# TASK INSTRUCTIONS
For every line in the data below that contains "Painel", copy the line.

# ROWS
==*==
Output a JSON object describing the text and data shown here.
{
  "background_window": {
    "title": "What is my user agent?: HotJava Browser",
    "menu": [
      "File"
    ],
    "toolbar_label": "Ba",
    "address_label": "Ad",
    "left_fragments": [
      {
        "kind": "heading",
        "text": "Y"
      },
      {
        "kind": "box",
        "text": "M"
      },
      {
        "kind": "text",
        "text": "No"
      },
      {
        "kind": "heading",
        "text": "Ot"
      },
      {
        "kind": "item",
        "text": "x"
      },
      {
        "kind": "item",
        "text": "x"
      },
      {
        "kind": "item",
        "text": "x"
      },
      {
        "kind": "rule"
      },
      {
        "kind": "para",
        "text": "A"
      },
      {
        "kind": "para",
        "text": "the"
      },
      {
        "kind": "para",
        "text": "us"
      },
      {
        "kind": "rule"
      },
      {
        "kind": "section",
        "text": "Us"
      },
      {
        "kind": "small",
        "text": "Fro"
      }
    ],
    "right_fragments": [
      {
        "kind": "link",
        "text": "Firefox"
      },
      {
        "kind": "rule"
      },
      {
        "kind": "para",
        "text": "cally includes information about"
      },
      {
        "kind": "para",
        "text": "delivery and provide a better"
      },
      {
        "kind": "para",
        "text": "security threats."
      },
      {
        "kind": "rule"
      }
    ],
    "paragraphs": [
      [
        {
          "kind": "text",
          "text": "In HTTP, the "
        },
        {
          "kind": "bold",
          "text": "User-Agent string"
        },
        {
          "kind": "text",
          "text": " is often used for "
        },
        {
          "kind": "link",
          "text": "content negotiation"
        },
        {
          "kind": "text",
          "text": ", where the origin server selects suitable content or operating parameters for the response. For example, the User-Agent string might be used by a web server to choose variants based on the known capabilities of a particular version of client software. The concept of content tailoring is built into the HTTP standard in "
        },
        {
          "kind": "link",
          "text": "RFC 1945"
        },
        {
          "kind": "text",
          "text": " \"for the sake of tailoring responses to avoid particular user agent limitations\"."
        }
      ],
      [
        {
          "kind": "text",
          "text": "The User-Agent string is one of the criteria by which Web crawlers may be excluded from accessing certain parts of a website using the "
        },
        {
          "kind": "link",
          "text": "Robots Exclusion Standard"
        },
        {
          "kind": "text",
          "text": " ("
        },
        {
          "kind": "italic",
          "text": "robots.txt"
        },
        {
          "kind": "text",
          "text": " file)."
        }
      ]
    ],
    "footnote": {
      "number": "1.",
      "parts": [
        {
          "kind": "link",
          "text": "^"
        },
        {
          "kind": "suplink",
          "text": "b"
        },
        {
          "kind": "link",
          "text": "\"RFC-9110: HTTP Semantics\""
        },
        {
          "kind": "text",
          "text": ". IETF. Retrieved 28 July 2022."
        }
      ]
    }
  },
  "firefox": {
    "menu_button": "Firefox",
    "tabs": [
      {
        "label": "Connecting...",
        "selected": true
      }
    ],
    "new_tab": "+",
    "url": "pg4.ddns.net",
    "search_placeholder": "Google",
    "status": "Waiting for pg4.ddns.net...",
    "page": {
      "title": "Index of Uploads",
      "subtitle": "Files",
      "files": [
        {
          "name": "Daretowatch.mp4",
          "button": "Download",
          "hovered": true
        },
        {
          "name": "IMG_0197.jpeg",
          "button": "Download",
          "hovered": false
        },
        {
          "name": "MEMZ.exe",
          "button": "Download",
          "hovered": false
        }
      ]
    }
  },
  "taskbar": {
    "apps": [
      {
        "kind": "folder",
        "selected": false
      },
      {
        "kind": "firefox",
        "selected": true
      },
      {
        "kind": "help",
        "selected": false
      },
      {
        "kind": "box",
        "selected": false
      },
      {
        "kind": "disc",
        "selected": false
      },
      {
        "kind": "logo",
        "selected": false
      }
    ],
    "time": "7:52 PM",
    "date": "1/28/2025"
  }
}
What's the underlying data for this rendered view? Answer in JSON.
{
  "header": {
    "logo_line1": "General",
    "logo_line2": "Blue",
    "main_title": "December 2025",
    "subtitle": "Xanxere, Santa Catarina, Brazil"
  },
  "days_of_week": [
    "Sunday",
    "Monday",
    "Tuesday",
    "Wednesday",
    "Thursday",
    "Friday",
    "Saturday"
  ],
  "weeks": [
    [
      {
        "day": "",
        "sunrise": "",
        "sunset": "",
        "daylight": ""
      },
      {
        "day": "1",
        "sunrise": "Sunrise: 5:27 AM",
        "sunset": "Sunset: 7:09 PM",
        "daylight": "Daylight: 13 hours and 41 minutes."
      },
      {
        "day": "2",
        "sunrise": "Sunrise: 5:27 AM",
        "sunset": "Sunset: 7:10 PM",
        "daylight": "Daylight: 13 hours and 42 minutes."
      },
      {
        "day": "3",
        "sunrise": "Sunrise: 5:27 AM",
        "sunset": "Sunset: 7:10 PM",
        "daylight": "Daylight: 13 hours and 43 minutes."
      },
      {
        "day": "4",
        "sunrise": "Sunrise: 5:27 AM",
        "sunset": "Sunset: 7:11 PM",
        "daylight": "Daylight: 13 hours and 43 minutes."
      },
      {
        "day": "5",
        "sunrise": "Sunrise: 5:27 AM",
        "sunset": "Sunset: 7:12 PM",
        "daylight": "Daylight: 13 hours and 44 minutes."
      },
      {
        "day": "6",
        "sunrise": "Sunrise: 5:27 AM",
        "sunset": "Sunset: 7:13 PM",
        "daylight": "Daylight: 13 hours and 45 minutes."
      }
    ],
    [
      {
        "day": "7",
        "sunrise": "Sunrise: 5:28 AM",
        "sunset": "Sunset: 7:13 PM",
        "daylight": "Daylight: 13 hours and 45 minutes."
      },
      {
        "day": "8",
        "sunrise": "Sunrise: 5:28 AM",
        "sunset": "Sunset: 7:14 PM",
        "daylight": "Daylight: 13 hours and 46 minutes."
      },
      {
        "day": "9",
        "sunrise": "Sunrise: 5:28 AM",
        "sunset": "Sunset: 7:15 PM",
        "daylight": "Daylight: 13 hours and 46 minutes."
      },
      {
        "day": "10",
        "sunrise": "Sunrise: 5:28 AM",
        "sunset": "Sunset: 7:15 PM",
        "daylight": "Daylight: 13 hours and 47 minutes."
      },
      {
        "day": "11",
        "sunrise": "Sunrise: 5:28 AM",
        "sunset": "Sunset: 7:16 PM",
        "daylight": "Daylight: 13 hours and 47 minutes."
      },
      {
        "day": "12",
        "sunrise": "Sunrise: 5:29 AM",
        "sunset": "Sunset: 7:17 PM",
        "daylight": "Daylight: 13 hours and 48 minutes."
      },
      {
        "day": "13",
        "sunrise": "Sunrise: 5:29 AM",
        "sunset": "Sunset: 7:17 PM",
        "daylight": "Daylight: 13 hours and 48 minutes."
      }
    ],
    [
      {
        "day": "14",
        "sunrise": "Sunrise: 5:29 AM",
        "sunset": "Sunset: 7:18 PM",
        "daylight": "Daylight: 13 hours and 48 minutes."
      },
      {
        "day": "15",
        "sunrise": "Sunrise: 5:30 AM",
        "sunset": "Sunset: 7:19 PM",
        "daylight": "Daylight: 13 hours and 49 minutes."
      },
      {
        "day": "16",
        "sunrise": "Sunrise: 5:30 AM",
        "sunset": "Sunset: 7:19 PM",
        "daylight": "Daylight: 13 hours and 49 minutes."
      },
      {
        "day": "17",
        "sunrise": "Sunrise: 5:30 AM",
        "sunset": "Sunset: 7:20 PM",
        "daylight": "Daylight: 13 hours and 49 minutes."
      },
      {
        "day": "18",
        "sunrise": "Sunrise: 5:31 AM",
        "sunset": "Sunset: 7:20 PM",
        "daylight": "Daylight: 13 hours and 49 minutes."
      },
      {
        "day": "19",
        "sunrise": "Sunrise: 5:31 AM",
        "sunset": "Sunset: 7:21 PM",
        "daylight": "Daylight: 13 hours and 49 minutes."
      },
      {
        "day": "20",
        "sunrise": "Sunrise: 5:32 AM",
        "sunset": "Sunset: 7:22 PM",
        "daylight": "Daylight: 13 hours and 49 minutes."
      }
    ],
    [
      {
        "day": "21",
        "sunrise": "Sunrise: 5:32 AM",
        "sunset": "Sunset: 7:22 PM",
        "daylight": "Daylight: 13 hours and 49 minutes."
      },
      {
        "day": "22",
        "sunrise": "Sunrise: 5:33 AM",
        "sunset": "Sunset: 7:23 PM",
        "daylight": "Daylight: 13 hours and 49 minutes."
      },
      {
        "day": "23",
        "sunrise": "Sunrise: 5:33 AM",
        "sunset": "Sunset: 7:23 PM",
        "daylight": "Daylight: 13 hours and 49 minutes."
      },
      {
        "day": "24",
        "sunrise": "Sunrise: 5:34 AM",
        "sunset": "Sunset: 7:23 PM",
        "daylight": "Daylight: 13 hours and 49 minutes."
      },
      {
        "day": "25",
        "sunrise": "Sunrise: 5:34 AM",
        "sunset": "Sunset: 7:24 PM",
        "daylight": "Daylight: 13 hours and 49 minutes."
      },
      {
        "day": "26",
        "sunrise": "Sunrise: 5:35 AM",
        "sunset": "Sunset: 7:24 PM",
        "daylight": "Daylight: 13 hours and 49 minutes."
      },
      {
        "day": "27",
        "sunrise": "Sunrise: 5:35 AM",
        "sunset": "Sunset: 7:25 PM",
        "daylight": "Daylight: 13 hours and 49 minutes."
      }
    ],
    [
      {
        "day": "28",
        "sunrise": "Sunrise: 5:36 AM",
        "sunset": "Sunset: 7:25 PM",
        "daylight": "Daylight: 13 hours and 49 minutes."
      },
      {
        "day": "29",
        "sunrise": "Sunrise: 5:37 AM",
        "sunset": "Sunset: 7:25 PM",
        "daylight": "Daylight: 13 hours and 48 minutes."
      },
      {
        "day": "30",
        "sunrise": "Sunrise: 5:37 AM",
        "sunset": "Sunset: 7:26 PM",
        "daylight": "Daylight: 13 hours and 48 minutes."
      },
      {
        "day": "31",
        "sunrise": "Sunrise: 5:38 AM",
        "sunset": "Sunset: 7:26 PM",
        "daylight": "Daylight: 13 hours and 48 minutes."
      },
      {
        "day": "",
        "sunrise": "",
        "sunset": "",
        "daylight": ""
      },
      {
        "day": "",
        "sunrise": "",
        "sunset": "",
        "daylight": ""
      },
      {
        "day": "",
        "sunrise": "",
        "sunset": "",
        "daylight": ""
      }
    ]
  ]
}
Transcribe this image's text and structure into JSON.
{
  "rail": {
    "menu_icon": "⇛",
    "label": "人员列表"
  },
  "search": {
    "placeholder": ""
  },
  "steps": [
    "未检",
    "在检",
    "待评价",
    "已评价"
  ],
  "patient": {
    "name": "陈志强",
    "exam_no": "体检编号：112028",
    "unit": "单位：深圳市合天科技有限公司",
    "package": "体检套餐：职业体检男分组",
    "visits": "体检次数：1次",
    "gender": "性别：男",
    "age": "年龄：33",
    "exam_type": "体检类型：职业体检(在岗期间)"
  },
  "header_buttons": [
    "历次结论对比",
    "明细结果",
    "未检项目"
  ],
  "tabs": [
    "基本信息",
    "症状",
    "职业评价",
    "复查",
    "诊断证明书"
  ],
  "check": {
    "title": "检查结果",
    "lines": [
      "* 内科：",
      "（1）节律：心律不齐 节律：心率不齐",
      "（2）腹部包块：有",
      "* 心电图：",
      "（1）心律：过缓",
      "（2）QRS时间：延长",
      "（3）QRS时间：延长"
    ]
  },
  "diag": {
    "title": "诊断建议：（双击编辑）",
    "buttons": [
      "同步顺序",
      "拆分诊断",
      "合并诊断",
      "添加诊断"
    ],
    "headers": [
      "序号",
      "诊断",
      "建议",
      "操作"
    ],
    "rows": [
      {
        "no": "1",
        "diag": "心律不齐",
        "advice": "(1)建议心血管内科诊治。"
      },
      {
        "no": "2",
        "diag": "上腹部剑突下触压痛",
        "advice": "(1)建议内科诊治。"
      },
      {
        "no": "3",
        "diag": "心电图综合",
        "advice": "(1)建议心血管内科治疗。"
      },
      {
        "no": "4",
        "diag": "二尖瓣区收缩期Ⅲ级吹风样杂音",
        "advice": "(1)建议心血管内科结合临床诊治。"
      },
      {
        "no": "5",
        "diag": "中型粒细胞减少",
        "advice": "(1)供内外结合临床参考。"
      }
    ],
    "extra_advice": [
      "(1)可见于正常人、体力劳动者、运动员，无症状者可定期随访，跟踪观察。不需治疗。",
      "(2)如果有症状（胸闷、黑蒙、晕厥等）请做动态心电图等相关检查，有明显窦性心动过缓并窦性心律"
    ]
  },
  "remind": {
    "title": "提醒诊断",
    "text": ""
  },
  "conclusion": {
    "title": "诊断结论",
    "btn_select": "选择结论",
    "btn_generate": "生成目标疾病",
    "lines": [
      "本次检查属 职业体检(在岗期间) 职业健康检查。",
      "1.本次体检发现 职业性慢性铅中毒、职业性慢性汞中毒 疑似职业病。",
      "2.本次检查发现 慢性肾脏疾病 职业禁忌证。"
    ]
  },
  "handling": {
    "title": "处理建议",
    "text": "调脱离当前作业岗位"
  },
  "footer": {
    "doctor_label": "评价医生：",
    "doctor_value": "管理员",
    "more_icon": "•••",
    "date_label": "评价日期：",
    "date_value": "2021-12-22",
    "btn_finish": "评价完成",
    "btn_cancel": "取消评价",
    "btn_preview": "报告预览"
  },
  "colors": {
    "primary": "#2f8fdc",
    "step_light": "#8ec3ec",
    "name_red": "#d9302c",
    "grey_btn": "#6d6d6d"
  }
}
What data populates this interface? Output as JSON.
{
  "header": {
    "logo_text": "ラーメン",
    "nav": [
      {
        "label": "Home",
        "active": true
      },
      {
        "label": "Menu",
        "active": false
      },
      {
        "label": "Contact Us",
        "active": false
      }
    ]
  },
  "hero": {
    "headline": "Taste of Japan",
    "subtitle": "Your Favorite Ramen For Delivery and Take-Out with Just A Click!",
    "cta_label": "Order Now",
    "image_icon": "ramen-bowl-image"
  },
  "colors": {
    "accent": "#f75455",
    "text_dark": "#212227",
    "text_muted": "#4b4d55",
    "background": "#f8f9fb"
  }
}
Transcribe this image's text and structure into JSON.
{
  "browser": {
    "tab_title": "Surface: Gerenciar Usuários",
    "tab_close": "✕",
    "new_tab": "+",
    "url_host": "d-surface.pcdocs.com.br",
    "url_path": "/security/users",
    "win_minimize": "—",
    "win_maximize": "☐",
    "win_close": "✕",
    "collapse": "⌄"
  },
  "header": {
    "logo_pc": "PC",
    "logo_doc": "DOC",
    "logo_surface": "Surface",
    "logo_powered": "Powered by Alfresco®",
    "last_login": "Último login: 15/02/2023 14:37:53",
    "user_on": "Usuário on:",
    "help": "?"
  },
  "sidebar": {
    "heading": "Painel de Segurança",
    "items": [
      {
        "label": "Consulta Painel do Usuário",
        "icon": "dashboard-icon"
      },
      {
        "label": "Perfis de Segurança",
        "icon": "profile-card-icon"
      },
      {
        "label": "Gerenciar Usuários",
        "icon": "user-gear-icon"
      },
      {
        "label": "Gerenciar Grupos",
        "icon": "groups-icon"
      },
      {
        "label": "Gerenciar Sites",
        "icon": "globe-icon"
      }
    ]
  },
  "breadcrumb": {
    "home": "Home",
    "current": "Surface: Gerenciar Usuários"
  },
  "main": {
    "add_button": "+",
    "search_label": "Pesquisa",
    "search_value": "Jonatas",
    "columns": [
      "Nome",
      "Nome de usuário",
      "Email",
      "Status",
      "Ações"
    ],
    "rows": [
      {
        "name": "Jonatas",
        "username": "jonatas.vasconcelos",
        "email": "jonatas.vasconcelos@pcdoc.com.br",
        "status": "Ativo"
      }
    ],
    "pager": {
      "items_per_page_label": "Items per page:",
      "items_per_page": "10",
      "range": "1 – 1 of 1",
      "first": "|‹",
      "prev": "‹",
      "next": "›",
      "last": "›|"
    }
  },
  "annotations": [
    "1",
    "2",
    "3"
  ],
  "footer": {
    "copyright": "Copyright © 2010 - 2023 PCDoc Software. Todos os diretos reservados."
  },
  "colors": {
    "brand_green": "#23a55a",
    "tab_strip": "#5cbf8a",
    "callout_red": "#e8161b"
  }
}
==*==
# THE COMPLETED TASK
    "heading": "Painel de Segurança",
        "label": "Consulta Painel do Usuário",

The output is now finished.